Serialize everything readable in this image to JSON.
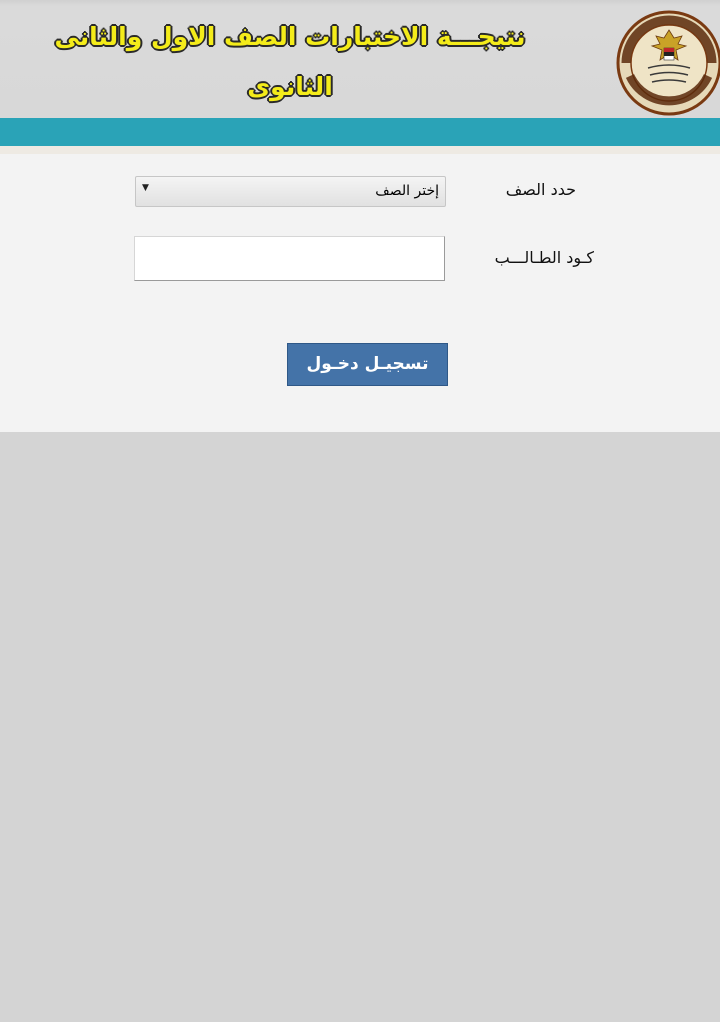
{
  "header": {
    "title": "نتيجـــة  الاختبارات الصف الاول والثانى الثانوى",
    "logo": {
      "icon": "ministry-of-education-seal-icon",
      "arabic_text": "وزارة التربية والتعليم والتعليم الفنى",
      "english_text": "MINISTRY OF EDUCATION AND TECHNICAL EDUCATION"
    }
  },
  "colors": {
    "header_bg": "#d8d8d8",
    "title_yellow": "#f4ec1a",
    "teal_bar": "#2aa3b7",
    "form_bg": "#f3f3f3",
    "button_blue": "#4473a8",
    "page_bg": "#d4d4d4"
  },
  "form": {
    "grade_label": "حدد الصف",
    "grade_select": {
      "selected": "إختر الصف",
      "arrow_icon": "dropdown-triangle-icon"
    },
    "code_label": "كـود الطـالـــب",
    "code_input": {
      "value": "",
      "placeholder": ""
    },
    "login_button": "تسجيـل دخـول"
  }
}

= = = = =

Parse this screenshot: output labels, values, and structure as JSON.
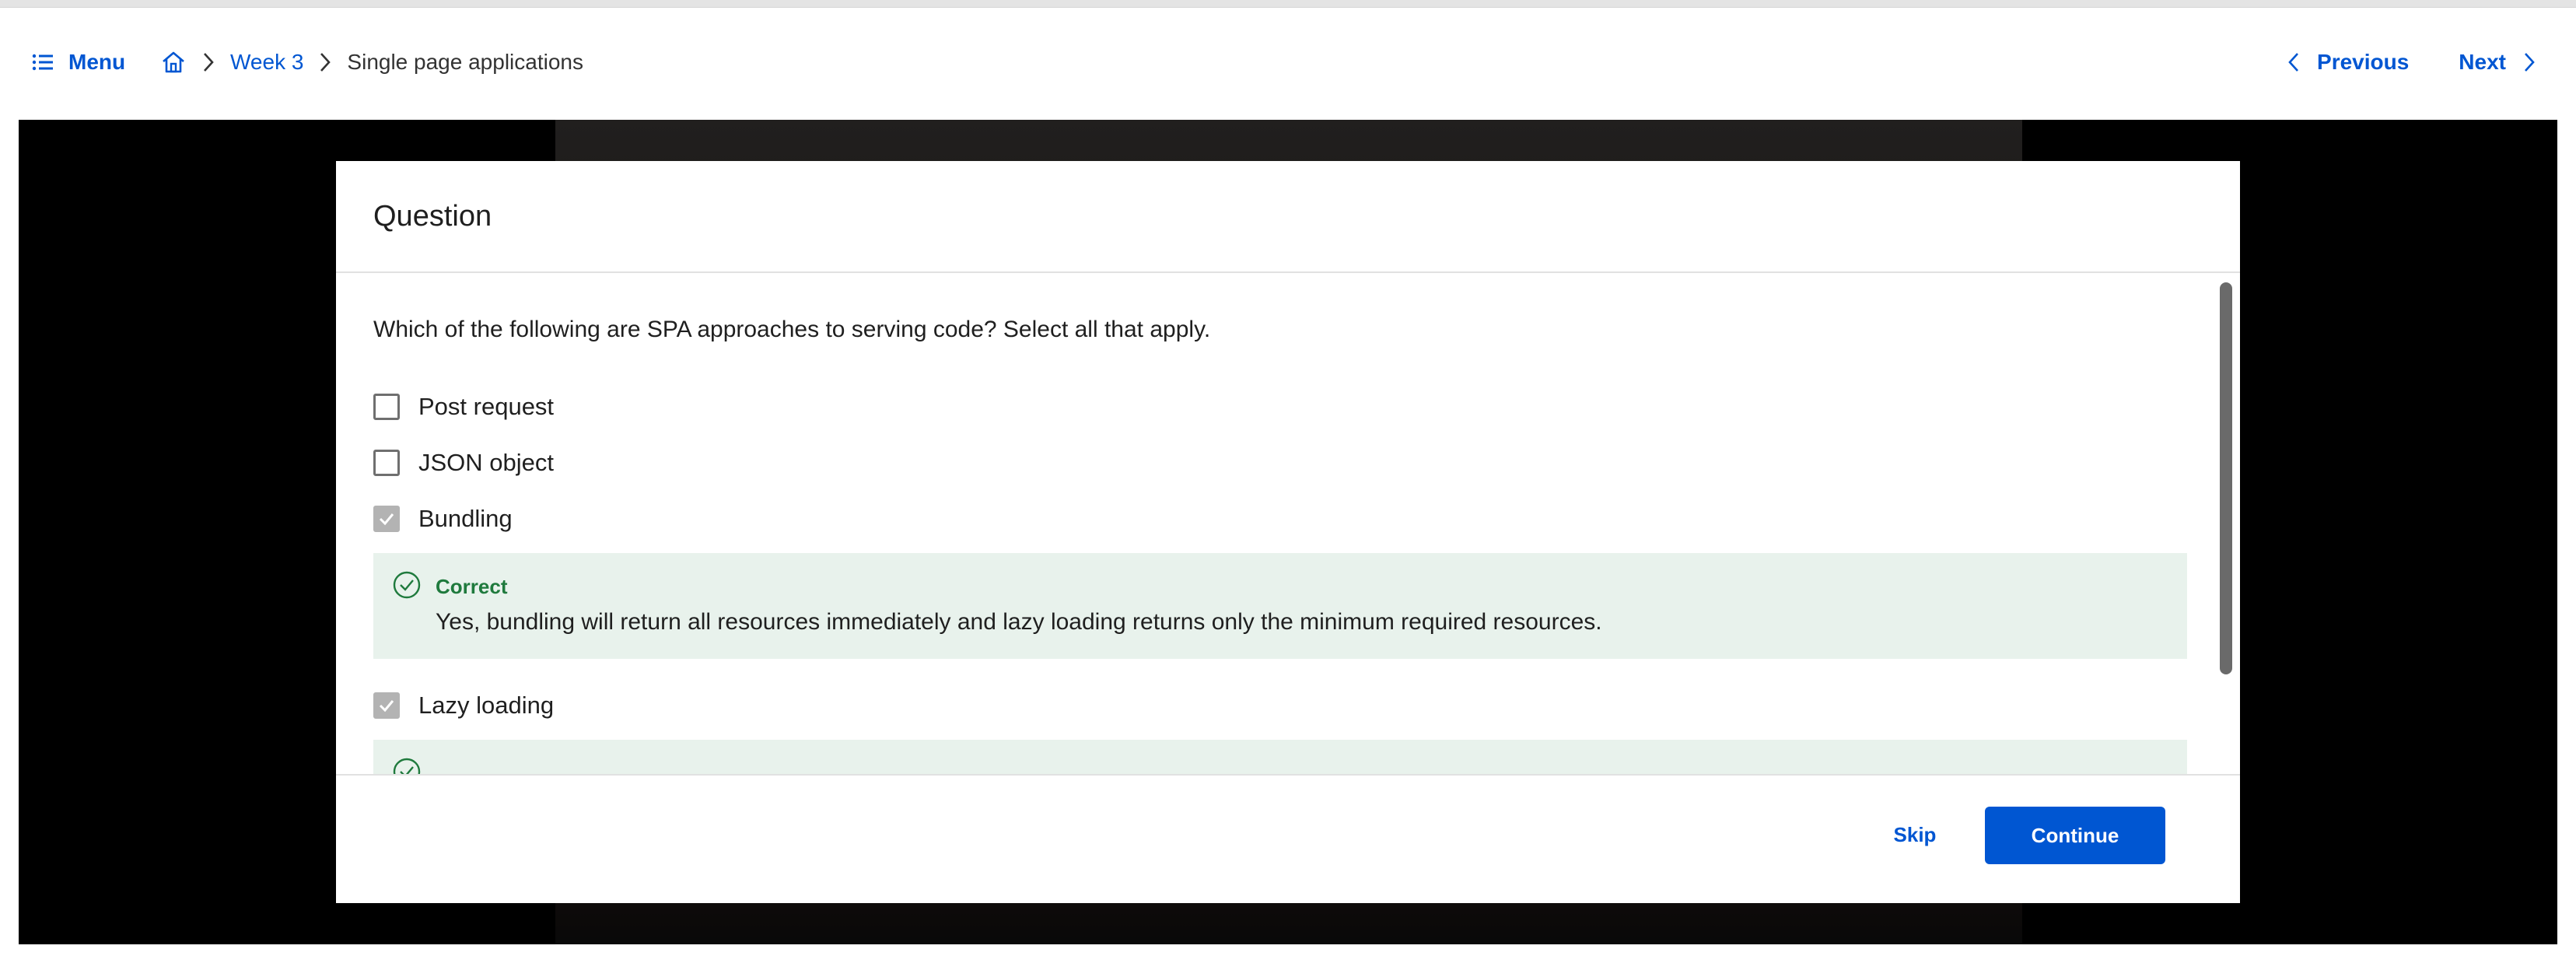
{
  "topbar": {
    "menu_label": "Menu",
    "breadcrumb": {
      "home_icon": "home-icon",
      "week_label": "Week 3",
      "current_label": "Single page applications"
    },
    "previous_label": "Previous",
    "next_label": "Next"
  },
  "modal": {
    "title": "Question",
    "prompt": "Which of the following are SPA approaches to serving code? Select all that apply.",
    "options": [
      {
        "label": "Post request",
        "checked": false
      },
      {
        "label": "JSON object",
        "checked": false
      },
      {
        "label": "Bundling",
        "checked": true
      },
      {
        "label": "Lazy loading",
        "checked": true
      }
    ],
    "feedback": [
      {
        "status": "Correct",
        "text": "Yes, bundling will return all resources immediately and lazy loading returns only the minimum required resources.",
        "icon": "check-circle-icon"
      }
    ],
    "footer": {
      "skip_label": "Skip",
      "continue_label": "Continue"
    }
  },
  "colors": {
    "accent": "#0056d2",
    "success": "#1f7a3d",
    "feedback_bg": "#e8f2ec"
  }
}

= = = = =

Each line that holds the string "icon" counts once; give the total and nothing else.

4